» INPUT

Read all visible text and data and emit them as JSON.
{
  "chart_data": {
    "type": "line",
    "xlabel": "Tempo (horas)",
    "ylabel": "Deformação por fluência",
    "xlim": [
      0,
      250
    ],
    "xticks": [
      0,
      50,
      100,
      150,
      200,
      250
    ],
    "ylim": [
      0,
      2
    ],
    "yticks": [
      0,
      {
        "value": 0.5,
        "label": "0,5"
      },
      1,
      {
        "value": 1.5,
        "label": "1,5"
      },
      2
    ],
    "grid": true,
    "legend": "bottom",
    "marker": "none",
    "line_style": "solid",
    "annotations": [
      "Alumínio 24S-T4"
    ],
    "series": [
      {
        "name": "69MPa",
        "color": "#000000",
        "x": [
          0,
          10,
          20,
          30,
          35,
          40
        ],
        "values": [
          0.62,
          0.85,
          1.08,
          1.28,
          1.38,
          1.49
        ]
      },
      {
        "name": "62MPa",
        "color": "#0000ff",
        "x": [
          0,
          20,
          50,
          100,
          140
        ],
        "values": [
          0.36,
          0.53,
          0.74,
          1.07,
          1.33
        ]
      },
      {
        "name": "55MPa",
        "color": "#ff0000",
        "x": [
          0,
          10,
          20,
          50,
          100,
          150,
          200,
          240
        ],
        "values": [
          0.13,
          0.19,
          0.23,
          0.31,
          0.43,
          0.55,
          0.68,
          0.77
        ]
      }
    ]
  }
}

» SET TASK
Whichever lines contain the string "color", select and copy them.

» SOLUTION FOR THIS PROBLEM
        "color": "#000000",
        "color": "#0000ff",
        "color": "#ff0000",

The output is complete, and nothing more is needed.